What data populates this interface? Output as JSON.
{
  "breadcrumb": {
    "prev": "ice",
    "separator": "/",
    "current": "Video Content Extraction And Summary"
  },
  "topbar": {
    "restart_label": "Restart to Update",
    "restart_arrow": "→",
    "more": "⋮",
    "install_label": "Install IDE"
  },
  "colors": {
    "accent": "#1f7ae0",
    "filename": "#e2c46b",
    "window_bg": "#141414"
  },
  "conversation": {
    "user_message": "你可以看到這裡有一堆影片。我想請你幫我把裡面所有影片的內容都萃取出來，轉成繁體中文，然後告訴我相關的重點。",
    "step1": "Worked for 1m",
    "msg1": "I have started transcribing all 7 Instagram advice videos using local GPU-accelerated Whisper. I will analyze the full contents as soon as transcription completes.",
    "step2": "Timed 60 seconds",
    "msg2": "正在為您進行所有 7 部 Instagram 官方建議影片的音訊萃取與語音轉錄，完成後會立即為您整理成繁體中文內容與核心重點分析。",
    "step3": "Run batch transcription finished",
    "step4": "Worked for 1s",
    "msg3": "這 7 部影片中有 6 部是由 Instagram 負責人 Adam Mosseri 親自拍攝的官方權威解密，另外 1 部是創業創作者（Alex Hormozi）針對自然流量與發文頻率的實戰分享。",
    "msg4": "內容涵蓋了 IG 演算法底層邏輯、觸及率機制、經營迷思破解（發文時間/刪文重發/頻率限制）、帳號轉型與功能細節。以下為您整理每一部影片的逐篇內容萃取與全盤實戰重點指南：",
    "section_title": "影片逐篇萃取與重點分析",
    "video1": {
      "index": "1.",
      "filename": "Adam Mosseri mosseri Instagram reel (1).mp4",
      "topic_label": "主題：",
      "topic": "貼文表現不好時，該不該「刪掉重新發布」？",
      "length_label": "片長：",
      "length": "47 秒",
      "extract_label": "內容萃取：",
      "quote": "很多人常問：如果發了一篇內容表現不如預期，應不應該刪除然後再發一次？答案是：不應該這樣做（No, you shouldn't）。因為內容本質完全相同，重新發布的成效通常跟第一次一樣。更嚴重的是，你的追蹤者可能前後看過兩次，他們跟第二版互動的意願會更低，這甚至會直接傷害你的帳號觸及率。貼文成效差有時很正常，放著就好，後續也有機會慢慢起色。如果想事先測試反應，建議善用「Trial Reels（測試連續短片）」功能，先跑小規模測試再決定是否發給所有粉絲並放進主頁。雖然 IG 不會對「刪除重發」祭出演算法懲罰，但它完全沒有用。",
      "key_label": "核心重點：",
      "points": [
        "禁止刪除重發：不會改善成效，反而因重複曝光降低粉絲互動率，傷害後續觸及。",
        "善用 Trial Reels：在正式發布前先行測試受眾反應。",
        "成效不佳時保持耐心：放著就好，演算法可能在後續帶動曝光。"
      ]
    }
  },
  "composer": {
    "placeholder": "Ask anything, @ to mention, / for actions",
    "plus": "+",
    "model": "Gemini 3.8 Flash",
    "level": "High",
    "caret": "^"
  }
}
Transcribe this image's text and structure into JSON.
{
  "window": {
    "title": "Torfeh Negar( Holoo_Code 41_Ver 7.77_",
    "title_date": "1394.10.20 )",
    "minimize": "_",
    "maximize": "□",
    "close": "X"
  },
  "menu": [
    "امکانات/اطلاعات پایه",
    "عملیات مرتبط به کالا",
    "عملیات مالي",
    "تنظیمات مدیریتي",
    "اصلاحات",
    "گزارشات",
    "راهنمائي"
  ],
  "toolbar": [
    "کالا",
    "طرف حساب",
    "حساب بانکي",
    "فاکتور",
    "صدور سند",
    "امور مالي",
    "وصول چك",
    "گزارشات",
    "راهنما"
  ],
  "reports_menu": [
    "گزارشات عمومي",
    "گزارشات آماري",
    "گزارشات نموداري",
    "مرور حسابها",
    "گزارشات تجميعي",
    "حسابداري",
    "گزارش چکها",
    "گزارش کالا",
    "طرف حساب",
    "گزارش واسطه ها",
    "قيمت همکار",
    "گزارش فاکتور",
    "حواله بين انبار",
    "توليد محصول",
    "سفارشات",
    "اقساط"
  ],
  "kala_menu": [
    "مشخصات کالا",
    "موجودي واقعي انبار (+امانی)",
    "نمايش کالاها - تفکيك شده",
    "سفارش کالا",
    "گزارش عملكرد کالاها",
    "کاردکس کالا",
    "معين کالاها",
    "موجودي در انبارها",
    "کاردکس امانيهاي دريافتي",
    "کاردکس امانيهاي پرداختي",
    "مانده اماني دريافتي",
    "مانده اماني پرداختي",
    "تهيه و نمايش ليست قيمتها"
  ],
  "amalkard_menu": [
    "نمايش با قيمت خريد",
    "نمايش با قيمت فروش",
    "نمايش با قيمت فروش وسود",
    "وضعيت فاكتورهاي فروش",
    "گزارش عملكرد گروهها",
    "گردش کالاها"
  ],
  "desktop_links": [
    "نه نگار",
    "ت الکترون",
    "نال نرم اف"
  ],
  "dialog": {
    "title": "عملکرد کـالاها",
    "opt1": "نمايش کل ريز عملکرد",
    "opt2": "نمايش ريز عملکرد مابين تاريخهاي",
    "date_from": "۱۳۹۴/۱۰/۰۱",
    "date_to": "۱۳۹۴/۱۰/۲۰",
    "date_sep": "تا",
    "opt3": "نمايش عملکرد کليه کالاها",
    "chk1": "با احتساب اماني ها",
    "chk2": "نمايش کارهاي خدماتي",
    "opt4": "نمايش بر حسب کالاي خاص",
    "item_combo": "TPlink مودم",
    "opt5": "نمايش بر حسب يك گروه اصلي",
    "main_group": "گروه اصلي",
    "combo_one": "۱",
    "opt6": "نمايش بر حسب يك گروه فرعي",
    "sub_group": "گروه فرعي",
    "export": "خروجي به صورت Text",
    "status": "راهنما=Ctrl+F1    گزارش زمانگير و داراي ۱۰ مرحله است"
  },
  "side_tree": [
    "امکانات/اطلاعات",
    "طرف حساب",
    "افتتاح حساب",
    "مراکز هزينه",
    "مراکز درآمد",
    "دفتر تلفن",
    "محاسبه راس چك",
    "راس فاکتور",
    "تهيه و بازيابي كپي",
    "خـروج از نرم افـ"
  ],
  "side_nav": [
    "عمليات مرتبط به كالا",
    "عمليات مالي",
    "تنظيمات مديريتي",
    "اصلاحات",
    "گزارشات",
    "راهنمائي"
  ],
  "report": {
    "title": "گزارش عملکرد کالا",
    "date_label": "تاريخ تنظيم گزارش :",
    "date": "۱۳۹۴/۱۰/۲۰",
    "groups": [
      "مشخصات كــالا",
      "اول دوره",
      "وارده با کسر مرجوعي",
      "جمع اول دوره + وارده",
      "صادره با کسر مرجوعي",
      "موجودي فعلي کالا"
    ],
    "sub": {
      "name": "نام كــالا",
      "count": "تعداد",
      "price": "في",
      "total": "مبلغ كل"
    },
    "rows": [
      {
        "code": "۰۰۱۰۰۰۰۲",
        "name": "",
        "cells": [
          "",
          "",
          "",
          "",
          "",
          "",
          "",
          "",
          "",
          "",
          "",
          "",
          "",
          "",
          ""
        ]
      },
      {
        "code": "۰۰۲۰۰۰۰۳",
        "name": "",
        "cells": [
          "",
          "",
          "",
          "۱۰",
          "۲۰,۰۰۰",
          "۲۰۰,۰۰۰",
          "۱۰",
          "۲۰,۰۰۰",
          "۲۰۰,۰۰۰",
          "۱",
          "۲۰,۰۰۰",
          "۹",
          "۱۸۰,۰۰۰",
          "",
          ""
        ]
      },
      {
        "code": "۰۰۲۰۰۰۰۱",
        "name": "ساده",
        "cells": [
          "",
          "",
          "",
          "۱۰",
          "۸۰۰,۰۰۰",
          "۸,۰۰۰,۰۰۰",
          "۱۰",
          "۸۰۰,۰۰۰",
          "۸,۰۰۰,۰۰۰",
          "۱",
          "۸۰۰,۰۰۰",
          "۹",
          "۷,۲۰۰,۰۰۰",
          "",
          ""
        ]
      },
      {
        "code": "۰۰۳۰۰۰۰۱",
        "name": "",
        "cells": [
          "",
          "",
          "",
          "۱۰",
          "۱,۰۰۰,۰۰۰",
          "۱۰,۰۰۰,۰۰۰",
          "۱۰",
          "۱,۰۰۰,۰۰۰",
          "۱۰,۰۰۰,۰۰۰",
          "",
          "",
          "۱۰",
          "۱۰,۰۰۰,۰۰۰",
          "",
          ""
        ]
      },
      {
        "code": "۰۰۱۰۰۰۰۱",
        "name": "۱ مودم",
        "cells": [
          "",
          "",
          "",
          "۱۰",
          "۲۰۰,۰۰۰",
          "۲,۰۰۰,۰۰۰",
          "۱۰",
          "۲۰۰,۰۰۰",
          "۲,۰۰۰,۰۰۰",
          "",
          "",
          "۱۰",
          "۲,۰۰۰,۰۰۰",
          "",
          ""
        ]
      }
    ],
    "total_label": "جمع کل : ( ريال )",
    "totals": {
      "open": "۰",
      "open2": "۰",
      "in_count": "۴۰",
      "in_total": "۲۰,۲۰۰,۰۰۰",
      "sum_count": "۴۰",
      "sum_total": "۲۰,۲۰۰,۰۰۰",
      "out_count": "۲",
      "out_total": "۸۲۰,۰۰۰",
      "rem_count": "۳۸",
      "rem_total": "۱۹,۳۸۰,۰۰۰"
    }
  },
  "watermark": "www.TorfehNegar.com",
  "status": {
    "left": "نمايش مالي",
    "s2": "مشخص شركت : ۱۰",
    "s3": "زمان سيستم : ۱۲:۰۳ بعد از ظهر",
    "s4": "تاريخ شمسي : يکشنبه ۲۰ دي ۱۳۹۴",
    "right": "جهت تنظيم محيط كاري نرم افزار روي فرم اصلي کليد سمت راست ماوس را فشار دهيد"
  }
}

Directions for this task.
Work out the number of lines in this listing that include the word "اصلي". Reply with that number only.

Problem solution.
3